Given records
* Begin *

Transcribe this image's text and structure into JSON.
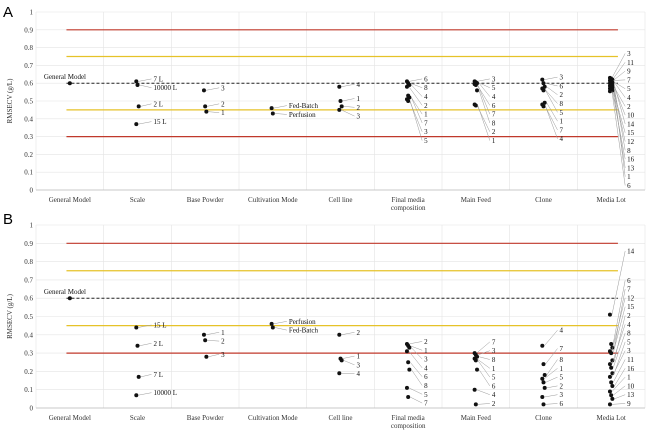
{
  "panel_labels": [
    "A",
    "B"
  ],
  "chart_data": [
    {
      "type": "scatter",
      "panel": "A",
      "ylabel": "RMSECV (g/L)",
      "ylim": [
        0,
        1
      ],
      "yticks": [
        "0",
        "0.1",
        "0.2",
        "0.3",
        "0.4",
        "0.5",
        "0.6",
        "0.7",
        "0.8",
        "0.9",
        "1"
      ],
      "categories": [
        "General Model",
        "Scale",
        "Base Powder",
        "Cultivation Mode",
        "Cell line",
        "Final media composition",
        "Main Feed",
        "Clone",
        "Media Lot"
      ],
      "reference_lines": [
        {
          "y": 0.9,
          "color": "#c0392b"
        },
        {
          "y": 0.75,
          "color": "#e6c229"
        },
        {
          "y": 0.45,
          "color": "#e6c229"
        },
        {
          "y": 0.3,
          "color": "#c0392b"
        },
        {
          "y": 0.6,
          "color": "#222222",
          "dashed": true,
          "label": "General Model"
        }
      ],
      "points": [
        {
          "cat": 0,
          "y": 0.6,
          "label": ""
        },
        {
          "cat": 1,
          "y": 0.61,
          "label": "7 L"
        },
        {
          "cat": 1,
          "y": 0.59,
          "label": "10000 L"
        },
        {
          "cat": 1,
          "y": 0.47,
          "label": "2 L"
        },
        {
          "cat": 1,
          "y": 0.37,
          "label": "15 L"
        },
        {
          "cat": 2,
          "y": 0.56,
          "label": "3"
        },
        {
          "cat": 2,
          "y": 0.47,
          "label": "2"
        },
        {
          "cat": 2,
          "y": 0.44,
          "label": "1"
        },
        {
          "cat": 3,
          "y": 0.46,
          "label": "Fed-Batch"
        },
        {
          "cat": 3,
          "y": 0.43,
          "label": "Perfusion"
        },
        {
          "cat": 4,
          "y": 0.58,
          "label": "4"
        },
        {
          "cat": 4,
          "y": 0.5,
          "label": "1"
        },
        {
          "cat": 4,
          "y": 0.47,
          "label": "2"
        },
        {
          "cat": 4,
          "y": 0.45,
          "label": "3"
        },
        {
          "cat": 5,
          "y": 0.61,
          "label": "6"
        },
        {
          "cat": 5,
          "y": 0.6,
          "label": "8"
        },
        {
          "cat": 5,
          "y": 0.59,
          "label": "4"
        },
        {
          "cat": 5,
          "y": 0.58,
          "label": "2"
        },
        {
          "cat": 5,
          "y": 0.53,
          "label": "1"
        },
        {
          "cat": 5,
          "y": 0.52,
          "label": "7"
        },
        {
          "cat": 5,
          "y": 0.51,
          "label": "3"
        },
        {
          "cat": 5,
          "y": 0.5,
          "label": "5"
        },
        {
          "cat": 6,
          "y": 0.61,
          "label": "3"
        },
        {
          "cat": 6,
          "y": 0.605,
          "label": "5"
        },
        {
          "cat": 6,
          "y": 0.6,
          "label": "4"
        },
        {
          "cat": 6,
          "y": 0.595,
          "label": "6"
        },
        {
          "cat": 6,
          "y": 0.59,
          "label": "7"
        },
        {
          "cat": 6,
          "y": 0.56,
          "label": "8"
        },
        {
          "cat": 6,
          "y": 0.48,
          "label": "2"
        },
        {
          "cat": 6,
          "y": 0.475,
          "label": "1"
        },
        {
          "cat": 7,
          "y": 0.62,
          "label": "3"
        },
        {
          "cat": 7,
          "y": 0.6,
          "label": "6"
        },
        {
          "cat": 7,
          "y": 0.58,
          "label": "2"
        },
        {
          "cat": 7,
          "y": 0.57,
          "label": "8"
        },
        {
          "cat": 7,
          "y": 0.56,
          "label": "5"
        },
        {
          "cat": 7,
          "y": 0.49,
          "label": "1"
        },
        {
          "cat": 7,
          "y": 0.48,
          "label": "7"
        },
        {
          "cat": 7,
          "y": 0.47,
          "label": "4"
        },
        {
          "cat": 8,
          "y": 0.63,
          "label": "3"
        },
        {
          "cat": 8,
          "y": 0.625,
          "label": "11"
        },
        {
          "cat": 8,
          "y": 0.62,
          "label": "9"
        },
        {
          "cat": 8,
          "y": 0.615,
          "label": "7"
        },
        {
          "cat": 8,
          "y": 0.61,
          "label": "5"
        },
        {
          "cat": 8,
          "y": 0.605,
          "label": "4"
        },
        {
          "cat": 8,
          "y": 0.6,
          "label": "2"
        },
        {
          "cat": 8,
          "y": 0.595,
          "label": "10"
        },
        {
          "cat": 8,
          "y": 0.59,
          "label": "14"
        },
        {
          "cat": 8,
          "y": 0.585,
          "label": "15"
        },
        {
          "cat": 8,
          "y": 0.58,
          "label": "12"
        },
        {
          "cat": 8,
          "y": 0.575,
          "label": "8"
        },
        {
          "cat": 8,
          "y": 0.57,
          "label": "16"
        },
        {
          "cat": 8,
          "y": 0.565,
          "label": "13"
        },
        {
          "cat": 8,
          "y": 0.56,
          "label": "1"
        },
        {
          "cat": 8,
          "y": 0.555,
          "label": "6"
        }
      ]
    },
    {
      "type": "scatter",
      "panel": "B",
      "ylabel": "RMSECV (g/L)",
      "ylim": [
        0,
        1
      ],
      "yticks": [
        "0",
        "0.1",
        "0.2",
        "0.3",
        "0.4",
        "0.5",
        "0.6",
        "0.7",
        "0.8",
        "0.9",
        "1"
      ],
      "categories": [
        "General Model",
        "Scale",
        "Base Powder",
        "Cultivation Mode",
        "Cell line",
        "Final media composition",
        "Main Feed",
        "Clone",
        "Media Lot"
      ],
      "reference_lines": [
        {
          "y": 0.9,
          "color": "#c0392b"
        },
        {
          "y": 0.75,
          "color": "#e6c229"
        },
        {
          "y": 0.45,
          "color": "#e6c229"
        },
        {
          "y": 0.3,
          "color": "#c0392b"
        },
        {
          "y": 0.6,
          "color": "#222222",
          "dashed": true,
          "label": "General Model"
        }
      ],
      "points": [
        {
          "cat": 0,
          "y": 0.6,
          "label": ""
        },
        {
          "cat": 1,
          "y": 0.44,
          "label": "15 L"
        },
        {
          "cat": 1,
          "y": 0.34,
          "label": "2 L"
        },
        {
          "cat": 1,
          "y": 0.17,
          "label": "7 L"
        },
        {
          "cat": 1,
          "y": 0.07,
          "label": "10000 L"
        },
        {
          "cat": 2,
          "y": 0.4,
          "label": "1"
        },
        {
          "cat": 2,
          "y": 0.37,
          "label": "2"
        },
        {
          "cat": 2,
          "y": 0.28,
          "label": "3"
        },
        {
          "cat": 3,
          "y": 0.46,
          "label": "Perfusion"
        },
        {
          "cat": 3,
          "y": 0.44,
          "label": "Fed-Batch"
        },
        {
          "cat": 4,
          "y": 0.4,
          "label": "2"
        },
        {
          "cat": 4,
          "y": 0.27,
          "label": "1"
        },
        {
          "cat": 4,
          "y": 0.26,
          "label": "3"
        },
        {
          "cat": 4,
          "y": 0.19,
          "label": "4"
        },
        {
          "cat": 5,
          "y": 0.35,
          "label": "2"
        },
        {
          "cat": 5,
          "y": 0.34,
          "label": "1"
        },
        {
          "cat": 5,
          "y": 0.33,
          "label": "3"
        },
        {
          "cat": 5,
          "y": 0.31,
          "label": "4"
        },
        {
          "cat": 5,
          "y": 0.25,
          "label": "6"
        },
        {
          "cat": 5,
          "y": 0.21,
          "label": "8"
        },
        {
          "cat": 5,
          "y": 0.11,
          "label": "5"
        },
        {
          "cat": 5,
          "y": 0.06,
          "label": "7"
        },
        {
          "cat": 6,
          "y": 0.3,
          "label": "7"
        },
        {
          "cat": 6,
          "y": 0.29,
          "label": "3"
        },
        {
          "cat": 6,
          "y": 0.28,
          "label": "8"
        },
        {
          "cat": 6,
          "y": 0.27,
          "label": "1"
        },
        {
          "cat": 6,
          "y": 0.26,
          "label": "5"
        },
        {
          "cat": 6,
          "y": 0.21,
          "label": "6"
        },
        {
          "cat": 6,
          "y": 0.1,
          "label": "4"
        },
        {
          "cat": 6,
          "y": 0.02,
          "label": "2"
        },
        {
          "cat": 7,
          "y": 0.34,
          "label": "4"
        },
        {
          "cat": 7,
          "y": 0.24,
          "label": "7"
        },
        {
          "cat": 7,
          "y": 0.18,
          "label": "8"
        },
        {
          "cat": 7,
          "y": 0.16,
          "label": "1"
        },
        {
          "cat": 7,
          "y": 0.14,
          "label": "5"
        },
        {
          "cat": 7,
          "y": 0.11,
          "label": "2"
        },
        {
          "cat": 7,
          "y": 0.06,
          "label": "3"
        },
        {
          "cat": 7,
          "y": 0.02,
          "label": "6"
        },
        {
          "cat": 8,
          "y": 0.51,
          "label": "14"
        },
        {
          "cat": 8,
          "y": 0.35,
          "label": "6"
        },
        {
          "cat": 8,
          "y": 0.33,
          "label": "7"
        },
        {
          "cat": 8,
          "y": 0.31,
          "label": "12"
        },
        {
          "cat": 8,
          "y": 0.3,
          "label": "15"
        },
        {
          "cat": 8,
          "y": 0.26,
          "label": "2"
        },
        {
          "cat": 8,
          "y": 0.24,
          "label": "4"
        },
        {
          "cat": 8,
          "y": 0.22,
          "label": "8"
        },
        {
          "cat": 8,
          "y": 0.19,
          "label": "5"
        },
        {
          "cat": 8,
          "y": 0.17,
          "label": "3"
        },
        {
          "cat": 8,
          "y": 0.14,
          "label": "11"
        },
        {
          "cat": 8,
          "y": 0.12,
          "label": "16"
        },
        {
          "cat": 8,
          "y": 0.09,
          "label": "1"
        },
        {
          "cat": 8,
          "y": 0.07,
          "label": "10"
        },
        {
          "cat": 8,
          "y": 0.05,
          "label": "13"
        },
        {
          "cat": 8,
          "y": 0.02,
          "label": "9"
        }
      ]
    }
  ]
}
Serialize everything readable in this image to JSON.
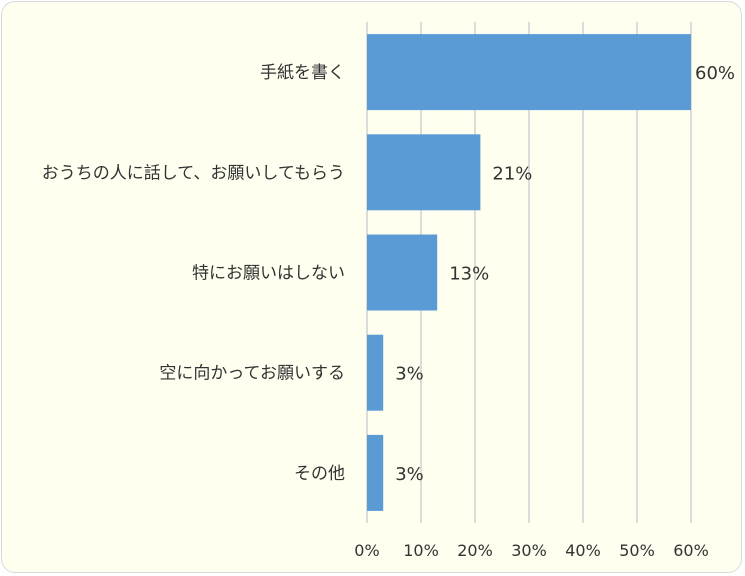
{
  "chart_data": {
    "type": "bar",
    "orientation": "horizontal",
    "categories": [
      "手紙を書く",
      "おうちの人に話して、お願いしてもらう",
      "特にお願いはしない",
      "空に向かってお願いする",
      "その他"
    ],
    "values": [
      60,
      21,
      13,
      3,
      3
    ],
    "data_labels": [
      "60%",
      "21%",
      "13%",
      "3%",
      "3%"
    ],
    "xlim": [
      0,
      60
    ],
    "x_ticks": [
      0,
      10,
      20,
      30,
      40,
      50,
      60
    ],
    "x_tick_labels": [
      "0%",
      "10%",
      "20%",
      "30%",
      "40%",
      "50%",
      "60%"
    ],
    "grid": true,
    "legend": "none",
    "bar_color": "#5b9bd5",
    "grid_color": "#d0d0d0",
    "background_color": "#fffff0",
    "title": "",
    "xlabel": "",
    "ylabel": ""
  }
}
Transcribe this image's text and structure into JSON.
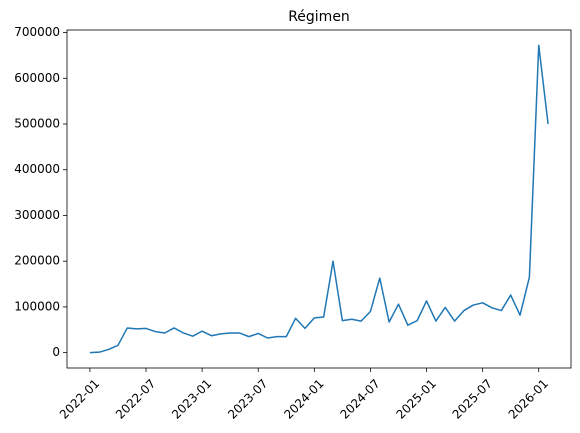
{
  "chart_data": {
    "type": "line",
    "title": "Régimen",
    "x": [
      "2022-01",
      "2022-02",
      "2022-03",
      "2022-04",
      "2022-05",
      "2022-06",
      "2022-07",
      "2022-08",
      "2022-09",
      "2022-10",
      "2022-11",
      "2022-12",
      "2023-01",
      "2023-02",
      "2023-03",
      "2023-04",
      "2023-05",
      "2023-06",
      "2023-07",
      "2023-08",
      "2023-09",
      "2023-10",
      "2023-11",
      "2023-12",
      "2024-01",
      "2024-02",
      "2024-03",
      "2024-04",
      "2024-05",
      "2024-06",
      "2024-07",
      "2024-08",
      "2024-09",
      "2024-10",
      "2024-11",
      "2024-12",
      "2025-01",
      "2025-02",
      "2025-03",
      "2025-04",
      "2025-05",
      "2025-06",
      "2025-07",
      "2025-08",
      "2025-09",
      "2025-10",
      "2025-11",
      "2025-12",
      "2026-01",
      "2026-02"
    ],
    "series": [
      {
        "color": "#1f77b4",
        "values": [
          0,
          1000,
          7000,
          16000,
          54000,
          52000,
          53000,
          46000,
          43000,
          54000,
          43000,
          36000,
          47000,
          37000,
          41000,
          43000,
          43000,
          35000,
          42000,
          32000,
          35000,
          35000,
          75000,
          53000,
          76000,
          78000,
          200000,
          70000,
          73000,
          69000,
          90000,
          163000,
          67000,
          106000,
          60000,
          70000,
          113000,
          69000,
          99000,
          69000,
          92000,
          104000,
          109000,
          98000,
          92000,
          126000,
          82000,
          165000,
          672000,
          500000
        ]
      }
    ],
    "xticks": [
      "2022-01",
      "2022-07",
      "2023-01",
      "2023-07",
      "2024-01",
      "2024-07",
      "2025-01",
      "2025-07",
      "2026-01"
    ],
    "ylim": [
      -33600,
      705600
    ],
    "yticks": [
      0,
      100000,
      200000,
      300000,
      400000,
      500000,
      600000,
      700000
    ]
  }
}
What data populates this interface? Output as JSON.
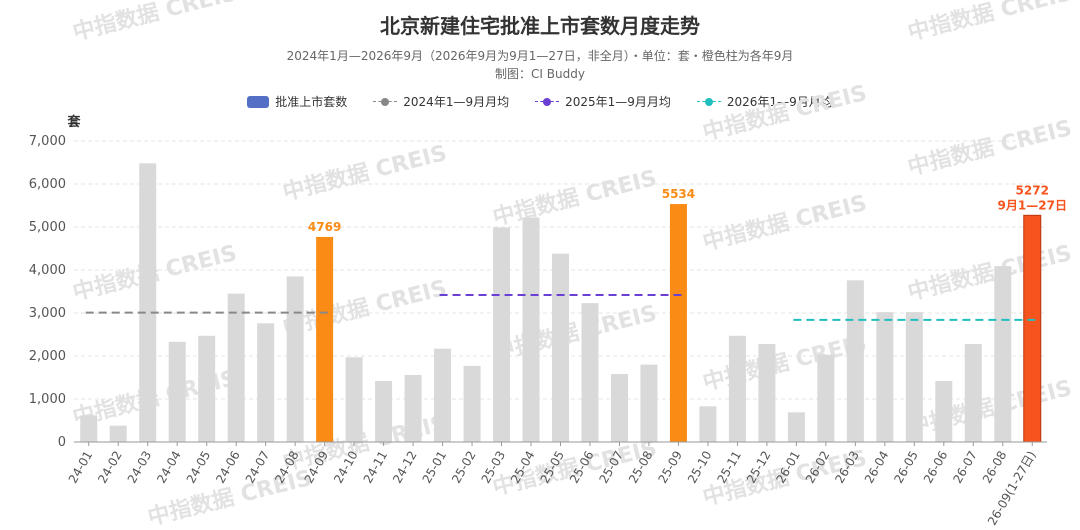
{
  "title": "北京新建住宅批准上市套数月度走势",
  "subtitle": "2024年1月—2026年9月（2026年9月为9月1—27日，非全月）・单位：套・橙色柱为各年9月",
  "credit": "制图：CI Buddy",
  "watermark": "中指数据 CREIS",
  "legend": [
    {
      "label": "批准上市套数",
      "kind": "bar",
      "color": "#5470c6"
    },
    {
      "label": "2024年1—9月月均",
      "kind": "line",
      "color": "#888888"
    },
    {
      "label": "2025年1—9月月均",
      "kind": "line",
      "color": "#6a3fd3"
    },
    {
      "label": "2026年1—9月月均",
      "kind": "line",
      "color": "#1fbfbf"
    }
  ],
  "chart_data": {
    "type": "bar",
    "ylabel": "套",
    "ylim": [
      0,
      7000
    ],
    "yticks": [
      "0",
      "1,000",
      "2,000",
      "3,000",
      "4,000",
      "5,000",
      "6,000",
      "7,000"
    ],
    "grid": true,
    "legend_position": "top",
    "categories": [
      "24-01",
      "24-02",
      "24-03",
      "24-04",
      "24-05",
      "24-06",
      "24-07",
      "24-08",
      "24-09",
      "24-10",
      "24-11",
      "24-12",
      "25-01",
      "25-02",
      "25-03",
      "25-04",
      "25-05",
      "25-06",
      "25-07",
      "25-08",
      "25-09",
      "25-10",
      "25-11",
      "25-12",
      "26-01",
      "26-02",
      "26-03",
      "26-04",
      "26-05",
      "26-06",
      "26-07",
      "26-08",
      "26-09(1-27日)"
    ],
    "series": [
      {
        "name": "批准上市套数",
        "values": [
          620,
          380,
          6480,
          2330,
          2470,
          3450,
          2760,
          3850,
          4769,
          1970,
          1420,
          1560,
          2170,
          1770,
          4990,
          5220,
          4380,
          3230,
          1580,
          1800,
          5534,
          830,
          2470,
          2280,
          690,
          2030,
          3760,
          3020,
          3020,
          1420,
          2280,
          4090,
          5272
        ]
      }
    ],
    "bar_colors": {
      "default": "#d9d9d9",
      "september": "#fa8c16",
      "partial": "#f5541e"
    },
    "highlight": [
      8,
      20
    ],
    "partial": 32,
    "data_labels": [
      {
        "index": 8,
        "text": "4769"
      },
      {
        "index": 20,
        "text": "5534"
      },
      {
        "index": 32,
        "text": "5272",
        "note": "9月1—27日"
      }
    ],
    "averages": [
      {
        "name": "2024年1—9月月均",
        "value": 3010,
        "from": 0,
        "to": 8,
        "color": "#888888"
      },
      {
        "name": "2025年1—9月月均",
        "value": 3420,
        "from": 12,
        "to": 20,
        "color": "#6a3fd3"
      },
      {
        "name": "2026年1—9月月均",
        "value": 2840,
        "from": 24,
        "to": 32,
        "color": "#1fbfbf"
      }
    ]
  }
}
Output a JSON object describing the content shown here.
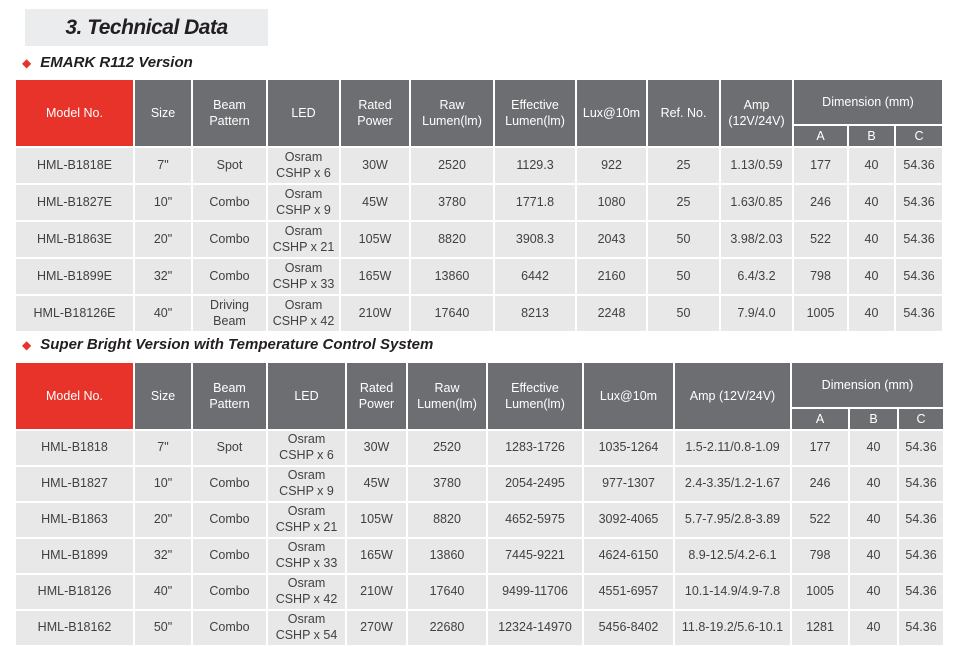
{
  "page": {
    "title": "3.  Technical Data"
  },
  "colors": {
    "accent_red": "#e8332a",
    "header_gray": "#6d6e71",
    "row_bg": "#e8e8e9",
    "title_bg": "#ebeced"
  },
  "sections": [
    {
      "bullet": "◆",
      "heading": "EMARK R112 Version",
      "table": {
        "columns": [
          {
            "key": "model-no",
            "label": "Model No.",
            "accent": true
          },
          {
            "key": "size",
            "label": "Size"
          },
          {
            "key": "beam-pattern",
            "label": "Beam\nPattern"
          },
          {
            "key": "led",
            "label": "LED"
          },
          {
            "key": "rated-power",
            "label": "Rated\nPower"
          },
          {
            "key": "raw-lumen",
            "label": "Raw\nLumen(lm)"
          },
          {
            "key": "effective-lumen",
            "label": "Effective\nLumen(lm)"
          },
          {
            "key": "lux-10m",
            "label": "Lux@10m"
          },
          {
            "key": "ref-no",
            "label": "Ref. No."
          },
          {
            "key": "amp",
            "label": "Amp\n(12V/24V)"
          }
        ],
        "dimension_group": {
          "label": "Dimension (mm)",
          "subcolumns": [
            "A",
            "B",
            "C"
          ]
        },
        "rows": [
          [
            "HML-B1818E",
            "7\"",
            "Spot",
            "Osram\nCSHP x 6",
            "30W",
            "2520",
            "1129.3",
            "922",
            "25",
            "1.13/0.59",
            "177",
            "40",
            "54.36"
          ],
          [
            "HML-B1827E",
            "10\"",
            "Combo",
            "Osram\nCSHP x 9",
            "45W",
            "3780",
            "1771.8",
            "1080",
            "25",
            "1.63/0.85",
            "246",
            "40",
            "54.36"
          ],
          [
            "HML-B1863E",
            "20\"",
            "Combo",
            "Osram\nCSHP x 21",
            "105W",
            "8820",
            "3908.3",
            "2043",
            "50",
            "3.98/2.03",
            "522",
            "40",
            "54.36"
          ],
          [
            "HML-B1899E",
            "32\"",
            "Combo",
            "Osram\nCSHP x 33",
            "165W",
            "13860",
            "6442",
            "2160",
            "50",
            "6.4/3.2",
            "798",
            "40",
            "54.36"
          ],
          [
            "HML-B18126E",
            "40\"",
            "Driving\nBeam",
            "Osram\nCSHP x 42",
            "210W",
            "17640",
            "8213",
            "2248",
            "50",
            "7.9/4.0",
            "1005",
            "40",
            "54.36"
          ]
        ]
      }
    },
    {
      "bullet": "◆",
      "heading": "Super Bright Version with Temperature Control System",
      "table": {
        "columns": [
          {
            "key": "model-no",
            "label": "Model No.",
            "accent": true
          },
          {
            "key": "size",
            "label": "Size"
          },
          {
            "key": "beam-pattern",
            "label": "Beam\nPattern"
          },
          {
            "key": "led",
            "label": "LED"
          },
          {
            "key": "rated-power",
            "label": "Rated\nPower"
          },
          {
            "key": "raw-lumen",
            "label": "Raw\nLumen(lm)"
          },
          {
            "key": "effective-lumen",
            "label": "Effective\nLumen(lm)"
          },
          {
            "key": "lux-10m",
            "label": "Lux@10m"
          },
          {
            "key": "amp",
            "label": "Amp (12V/24V)"
          }
        ],
        "dimension_group": {
          "label": "Dimension (mm)",
          "subcolumns": [
            "A",
            "B",
            "C"
          ]
        },
        "rows": [
          [
            "HML-B1818",
            "7\"",
            "Spot",
            "Osram\nCSHP x 6",
            "30W",
            "2520",
            "1283-1726",
            "1035-1264",
            "1.5-2.11/0.8-1.09",
            "177",
            "40",
            "54.36"
          ],
          [
            "HML-B1827",
            "10\"",
            "Combo",
            "Osram\nCSHP x 9",
            "45W",
            "3780",
            "2054-2495",
            "977-1307",
            "2.4-3.35/1.2-1.67",
            "246",
            "40",
            "54.36"
          ],
          [
            "HML-B1863",
            "20\"",
            "Combo",
            "Osram\nCSHP x 21",
            "105W",
            "8820",
            "4652-5975",
            "3092-4065",
            "5.7-7.95/2.8-3.89",
            "522",
            "40",
            "54.36"
          ],
          [
            "HML-B1899",
            "32\"",
            "Combo",
            "Osram\nCSHP x 33",
            "165W",
            "13860",
            "7445-9221",
            "4624-6150",
            "8.9-12.5/4.2-6.1",
            "798",
            "40",
            "54.36"
          ],
          [
            "HML-B18126",
            "40\"",
            "Combo",
            "Osram\nCSHP x 42",
            "210W",
            "17640",
            "9499-11706",
            "4551-6957",
            "10.1-14.9/4.9-7.8",
            "1005",
            "40",
            "54.36"
          ],
          [
            "HML-B18162",
            "50\"",
            "Combo",
            "Osram\nCSHP x 54",
            "270W",
            "22680",
            "12324-14970",
            "5456-8402",
            "11.8-19.2/5.6-10.1",
            "1281",
            "40",
            "54.36"
          ]
        ]
      }
    }
  ]
}
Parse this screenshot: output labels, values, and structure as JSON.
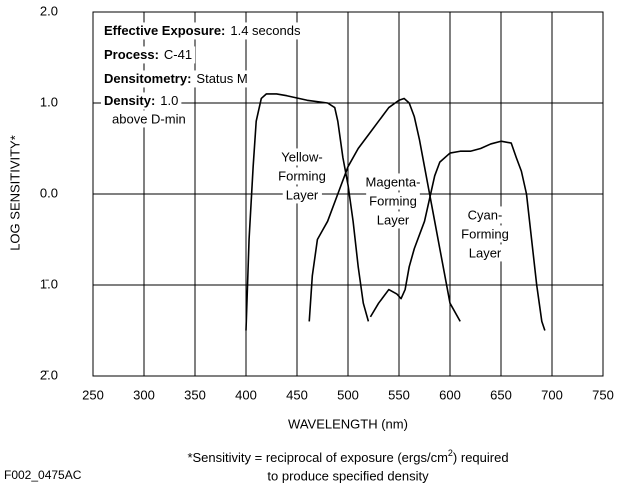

* End *

Work to complete
Pick out every line holding the string "ylabel" and return it.

Correct result
      "ylabel": "RMSECV (g/L)",
      "ylabel": "RMSECV (g/L)",
    "ylabel": ""
    "ylabel": "套",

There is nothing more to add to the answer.